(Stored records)

◆ ◆ ◆ ◆ ◆

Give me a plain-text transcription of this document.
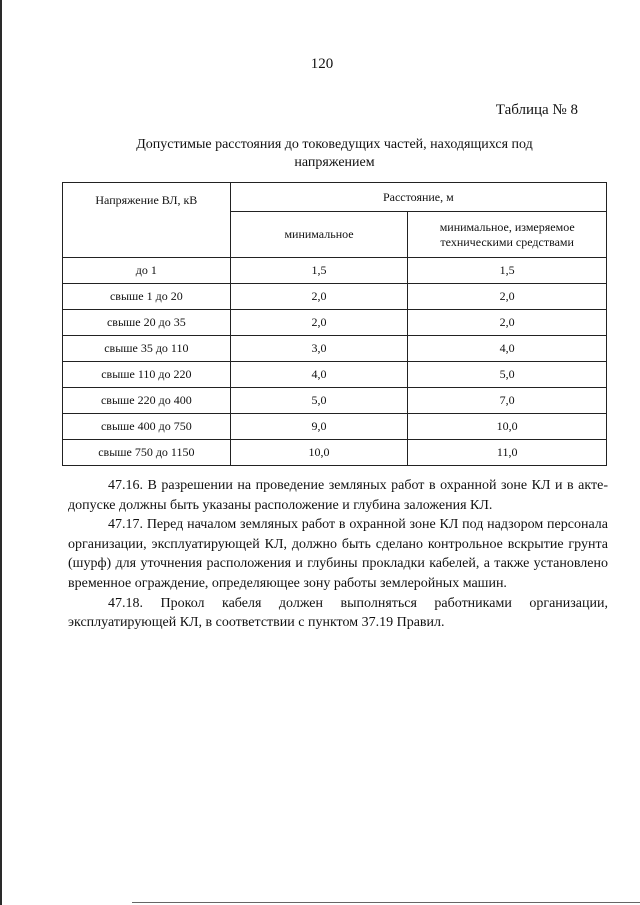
120
Таблица № 8
Допустимые расстояния до токоведущих частей, находящихся под напряжением
Напряжение ВЛ, кВ	Расстояние, м	
	минимальное	минимальное, измеряемое техническими средствами
до 1	1,5	1,5
свыше 1 до 20	2,0	2,0
свыше 20 до 35	2,0	2,0
свыше 35 до 110	3,0	4,0
свыше 110 до 220	4,0	5,0
свыше 220 до 400	5,0	7,0
свыше 400 до 750	9,0	10,0
свыше 750 до 1150	10,0	11,0

47.16. В разрешении на проведение земляных работ в охранной зоне КЛ и в акте-допуске должны быть указаны расположение и глубина заложения КЛ.

47.17. Перед началом земляных работ в охранной зоне КЛ под надзором персонала организации, эксплуатирующей КЛ, должно быть сделано контрольное вскрытие грунта (шурф) для уточнения расположения и глубины прокладки кабелей, а также установлено временное ограждение, определяющее зону работы землеройных машин.

47.18. Прокол кабеля должен выполняться работниками организации, эксплуатирующей КЛ, в соответствии с пунктом 37.19 Правил.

◆ ◆ ◆ ◆ ◆

[OBJECTIVE]:
Scan the listing above for the word "свыше" and show each line where it is found.

[ANSWER TO THIS EXERCISE]:
свыше 1 до 20	2,0	2,0
свыше 20 до 35	2,0	2,0
свыше 35 до 110	3,0	4,0
свыше 110 до 220	4,0	5,0
свыше 220 до 400	5,0	7,0
свыше 400 до 750	9,0	10,0
свыше 750 до 1150	10,0	11,0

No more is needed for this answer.